= REQUIRED TASK =
Extract every line of the listing below and reproduce each one without any change.

= Entries drawn from a collection =
◆ ◆ ◆

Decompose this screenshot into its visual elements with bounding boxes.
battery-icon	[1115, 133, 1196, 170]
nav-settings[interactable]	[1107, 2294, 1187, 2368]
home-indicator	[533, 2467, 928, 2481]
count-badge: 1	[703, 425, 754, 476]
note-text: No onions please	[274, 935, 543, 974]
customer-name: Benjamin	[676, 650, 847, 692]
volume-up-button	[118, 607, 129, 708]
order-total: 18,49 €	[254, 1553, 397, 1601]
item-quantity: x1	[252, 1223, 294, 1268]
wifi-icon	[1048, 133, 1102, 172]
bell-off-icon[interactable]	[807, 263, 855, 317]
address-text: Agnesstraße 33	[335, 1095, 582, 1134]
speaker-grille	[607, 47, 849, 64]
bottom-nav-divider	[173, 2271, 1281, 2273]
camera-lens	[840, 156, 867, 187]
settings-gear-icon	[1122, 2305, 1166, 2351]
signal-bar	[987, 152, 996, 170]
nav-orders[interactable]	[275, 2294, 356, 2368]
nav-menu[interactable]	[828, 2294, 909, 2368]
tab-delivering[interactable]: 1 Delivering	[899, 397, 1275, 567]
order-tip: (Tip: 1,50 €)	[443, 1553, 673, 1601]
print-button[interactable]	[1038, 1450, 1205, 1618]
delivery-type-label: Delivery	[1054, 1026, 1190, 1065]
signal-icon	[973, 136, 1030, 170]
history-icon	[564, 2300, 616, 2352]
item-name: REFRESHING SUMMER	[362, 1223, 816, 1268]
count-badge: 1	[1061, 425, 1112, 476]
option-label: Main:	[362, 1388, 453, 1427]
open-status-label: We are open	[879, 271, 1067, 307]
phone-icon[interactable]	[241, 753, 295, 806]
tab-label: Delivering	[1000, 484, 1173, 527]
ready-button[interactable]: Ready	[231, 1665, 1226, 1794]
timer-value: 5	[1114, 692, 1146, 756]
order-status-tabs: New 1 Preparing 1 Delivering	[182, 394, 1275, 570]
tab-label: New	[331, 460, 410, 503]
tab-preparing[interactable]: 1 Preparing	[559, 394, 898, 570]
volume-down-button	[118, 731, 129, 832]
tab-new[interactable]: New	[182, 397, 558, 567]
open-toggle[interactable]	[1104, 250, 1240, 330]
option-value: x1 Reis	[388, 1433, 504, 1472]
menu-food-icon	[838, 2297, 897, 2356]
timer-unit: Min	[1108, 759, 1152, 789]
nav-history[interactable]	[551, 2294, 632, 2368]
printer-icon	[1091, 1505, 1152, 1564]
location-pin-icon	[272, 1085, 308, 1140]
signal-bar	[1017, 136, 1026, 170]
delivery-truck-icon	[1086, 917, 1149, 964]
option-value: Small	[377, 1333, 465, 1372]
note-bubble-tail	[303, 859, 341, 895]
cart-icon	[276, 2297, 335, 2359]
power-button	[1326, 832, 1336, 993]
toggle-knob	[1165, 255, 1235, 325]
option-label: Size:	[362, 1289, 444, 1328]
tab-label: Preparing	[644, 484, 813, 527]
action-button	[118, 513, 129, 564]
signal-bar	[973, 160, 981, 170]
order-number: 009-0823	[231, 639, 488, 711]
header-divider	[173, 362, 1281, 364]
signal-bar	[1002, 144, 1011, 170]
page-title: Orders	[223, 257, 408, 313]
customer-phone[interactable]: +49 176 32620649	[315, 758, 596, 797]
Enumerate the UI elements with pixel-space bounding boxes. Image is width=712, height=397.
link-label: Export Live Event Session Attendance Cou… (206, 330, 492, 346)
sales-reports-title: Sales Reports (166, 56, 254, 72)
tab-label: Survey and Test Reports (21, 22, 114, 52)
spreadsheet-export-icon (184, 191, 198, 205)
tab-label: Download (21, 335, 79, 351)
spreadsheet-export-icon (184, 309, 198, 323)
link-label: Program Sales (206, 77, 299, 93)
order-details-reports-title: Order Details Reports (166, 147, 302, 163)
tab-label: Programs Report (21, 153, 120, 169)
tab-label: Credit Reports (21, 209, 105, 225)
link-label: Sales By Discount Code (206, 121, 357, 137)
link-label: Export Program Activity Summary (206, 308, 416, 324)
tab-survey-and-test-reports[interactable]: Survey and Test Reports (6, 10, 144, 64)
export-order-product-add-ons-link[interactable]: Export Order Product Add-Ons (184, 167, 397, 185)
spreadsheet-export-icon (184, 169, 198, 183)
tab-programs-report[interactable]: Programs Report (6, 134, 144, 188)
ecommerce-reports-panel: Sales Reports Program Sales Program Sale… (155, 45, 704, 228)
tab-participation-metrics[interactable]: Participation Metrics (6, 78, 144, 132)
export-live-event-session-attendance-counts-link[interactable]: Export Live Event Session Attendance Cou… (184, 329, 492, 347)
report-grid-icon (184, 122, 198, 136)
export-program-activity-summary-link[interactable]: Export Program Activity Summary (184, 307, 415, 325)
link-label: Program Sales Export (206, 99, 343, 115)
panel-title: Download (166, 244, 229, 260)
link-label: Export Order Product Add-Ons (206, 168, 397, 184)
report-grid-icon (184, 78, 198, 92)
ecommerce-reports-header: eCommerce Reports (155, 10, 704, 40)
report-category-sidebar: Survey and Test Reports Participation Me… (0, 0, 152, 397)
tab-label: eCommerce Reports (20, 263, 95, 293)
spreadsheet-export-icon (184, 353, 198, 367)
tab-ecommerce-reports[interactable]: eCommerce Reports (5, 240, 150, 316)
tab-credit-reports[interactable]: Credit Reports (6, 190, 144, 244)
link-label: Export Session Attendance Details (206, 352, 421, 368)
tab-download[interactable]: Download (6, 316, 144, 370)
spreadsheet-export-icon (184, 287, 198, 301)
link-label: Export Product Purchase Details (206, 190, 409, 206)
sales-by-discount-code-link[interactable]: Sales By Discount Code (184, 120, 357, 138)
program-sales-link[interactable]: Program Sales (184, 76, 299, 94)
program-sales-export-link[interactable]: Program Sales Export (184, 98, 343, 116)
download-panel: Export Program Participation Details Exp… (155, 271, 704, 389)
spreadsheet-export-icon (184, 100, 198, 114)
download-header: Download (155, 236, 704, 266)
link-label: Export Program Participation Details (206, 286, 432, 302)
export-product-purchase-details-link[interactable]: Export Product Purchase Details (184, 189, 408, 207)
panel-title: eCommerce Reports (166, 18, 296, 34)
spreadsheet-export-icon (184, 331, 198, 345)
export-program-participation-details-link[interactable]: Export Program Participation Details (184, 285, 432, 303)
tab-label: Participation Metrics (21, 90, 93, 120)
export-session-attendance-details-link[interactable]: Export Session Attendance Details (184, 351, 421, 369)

◆ ◆ ◆

= TASK RESPONSE =
Decompose this screenshot into its visual elements with bounding boxes.
battery-icon	[1115, 133, 1196, 170]
nav-settings[interactable]	[1107, 2294, 1187, 2368]
home-indicator	[533, 2467, 928, 2481]
count-badge: 1	[703, 425, 754, 476]
note-text: No onions please	[274, 935, 543, 974]
customer-name: Benjamin	[676, 650, 847, 692]
volume-up-button	[118, 607, 129, 708]
order-total: 18,49 €	[254, 1553, 397, 1601]
item-quantity: x1	[252, 1223, 294, 1268]
wifi-icon	[1048, 133, 1102, 172]
bell-off-icon[interactable]	[807, 263, 855, 317]
address-text: Agnesstraße 33	[335, 1095, 582, 1134]
speaker-grille	[607, 47, 849, 64]
bottom-nav-divider	[173, 2271, 1281, 2273]
camera-lens	[840, 156, 867, 187]
settings-gear-icon	[1122, 2305, 1166, 2351]
signal-bar	[987, 152, 996, 170]
nav-orders[interactable]	[275, 2294, 356, 2368]
nav-menu[interactable]	[828, 2294, 909, 2368]
tab-delivering[interactable]: 1 Delivering	[899, 397, 1275, 567]
order-tip: (Tip: 1,50 €)	[443, 1553, 673, 1601]
print-button[interactable]	[1038, 1450, 1205, 1618]
delivery-type-label: Delivery	[1054, 1026, 1190, 1065]
signal-icon	[973, 136, 1030, 170]
history-icon	[564, 2300, 616, 2352]
item-name: REFRESHING SUMMER	[362, 1223, 816, 1268]
count-badge: 1	[1061, 425, 1112, 476]
option-label: Main:	[362, 1388, 453, 1427]
open-status-label: We are open	[879, 271, 1067, 307]
phone-icon[interactable]	[241, 753, 295, 806]
tab-label: Delivering	[1000, 484, 1173, 527]
ready-button[interactable]: Ready	[231, 1665, 1226, 1794]
timer-value: 5	[1114, 692, 1146, 756]
order-status-tabs: New 1 Preparing 1 Delivering	[182, 394, 1275, 570]
tab-label: New	[331, 460, 410, 503]
tab-preparing[interactable]: 1 Preparing	[559, 394, 898, 570]
volume-down-button	[118, 731, 129, 832]
tab-new[interactable]: New	[182, 397, 558, 567]
open-toggle[interactable]	[1104, 250, 1240, 330]
option-value: x1 Reis	[388, 1433, 504, 1472]
menu-food-icon	[838, 2297, 897, 2356]
timer-unit: Min	[1108, 759, 1152, 789]
nav-history[interactable]	[551, 2294, 632, 2368]
printer-icon	[1091, 1505, 1152, 1564]
location-pin-icon	[272, 1085, 308, 1140]
signal-bar	[1017, 136, 1026, 170]
delivery-truck-icon	[1086, 917, 1149, 964]
option-value: Small	[377, 1333, 465, 1372]
note-bubble-tail	[303, 859, 341, 895]
cart-icon	[276, 2297, 335, 2359]
power-button	[1326, 832, 1336, 993]
toggle-knob	[1165, 255, 1235, 325]
option-label: Size:	[362, 1289, 444, 1328]
tab-label: Preparing	[644, 484, 813, 527]
action-button	[118, 513, 129, 564]
signal-bar	[973, 160, 981, 170]
order-number: 009-0823	[231, 639, 488, 711]
header-divider	[173, 362, 1281, 364]
signal-bar	[1002, 144, 1011, 170]
page-title: Orders	[223, 257, 408, 313]
customer-phone[interactable]: +49 176 32620649	[315, 758, 596, 797]
Enumerate the UI elements with pixel-space bounding boxes. Image is width=712, height=397.
link-label: Export Live Event Session Attendance Cou… (206, 330, 492, 346)
sales-reports-title: Sales Reports (166, 56, 254, 72)
tab-label: Survey and Test Reports (21, 22, 114, 52)
spreadsheet-export-icon (184, 191, 198, 205)
tab-label: Download (21, 335, 79, 351)
spreadsheet-export-icon (184, 309, 198, 323)
link-label: Program Sales (206, 77, 299, 93)
order-details-reports-title: Order Details Reports (166, 147, 302, 163)
tab-label: Programs Report (21, 153, 120, 169)
tab-label: Credit Reports (21, 209, 105, 225)
link-label: Sales By Discount Code (206, 121, 357, 137)
link-label: Export Program Activity Summary (206, 308, 416, 324)
tab-survey-and-test-reports[interactable]: Survey and Test Reports (6, 10, 144, 64)
export-order-product-add-ons-link[interactable]: Export Order Product Add-Ons (184, 167, 397, 185)
spreadsheet-export-icon (184, 169, 198, 183)
tab-programs-report[interactable]: Programs Report (6, 134, 144, 188)
ecommerce-reports-panel: Sales Reports Program Sales Program Sale… (155, 45, 704, 228)
tab-participation-metrics[interactable]: Participation Metrics (6, 78, 144, 132)
export-live-event-session-attendance-counts-link[interactable]: Export Live Event Session Attendance Cou… (184, 329, 492, 347)
report-grid-icon (184, 122, 198, 136)
export-program-activity-summary-link[interactable]: Export Program Activity Summary (184, 307, 415, 325)
link-label: Program Sales Export (206, 99, 343, 115)
panel-title: Download (166, 244, 229, 260)
link-label: Export Order Product Add-Ons (206, 168, 397, 184)
report-grid-icon (184, 78, 198, 92)
ecommerce-reports-header: eCommerce Reports (155, 10, 704, 40)
report-category-sidebar: Survey and Test Reports Participation Me… (0, 0, 152, 397)
tab-label: eCommerce Reports (20, 263, 95, 293)
spreadsheet-export-icon (184, 353, 198, 367)
tab-ecommerce-reports[interactable]: eCommerce Reports (5, 240, 150, 316)
tab-credit-reports[interactable]: Credit Reports (6, 190, 144, 244)
link-label: Export Session Attendance Details (206, 352, 421, 368)
tab-download[interactable]: Download (6, 316, 144, 370)
spreadsheet-export-icon (184, 287, 198, 301)
link-label: Export Product Purchase Details (206, 190, 409, 206)
sales-by-discount-code-link[interactable]: Sales By Discount Code (184, 120, 357, 138)
program-sales-link[interactable]: Program Sales (184, 76, 299, 94)
program-sales-export-link[interactable]: Program Sales Export (184, 98, 343, 116)
download-panel: Export Program Participation Details Exp… (155, 271, 704, 389)
spreadsheet-export-icon (184, 100, 198, 114)
download-header: Download (155, 236, 704, 266)
link-label: Export Program Participation Details (206, 286, 432, 302)
export-product-purchase-details-link[interactable]: Export Product Purchase Details (184, 189, 408, 207)
panel-title: eCommerce Reports (166, 18, 296, 34)
spreadsheet-export-icon (184, 331, 198, 345)
export-program-participation-details-link[interactable]: Export Program Participation Details (184, 285, 432, 303)
tab-label: Participation Metrics (21, 90, 93, 120)
export-session-attendance-details-link[interactable]: Export Session Attendance Details (184, 351, 421, 369)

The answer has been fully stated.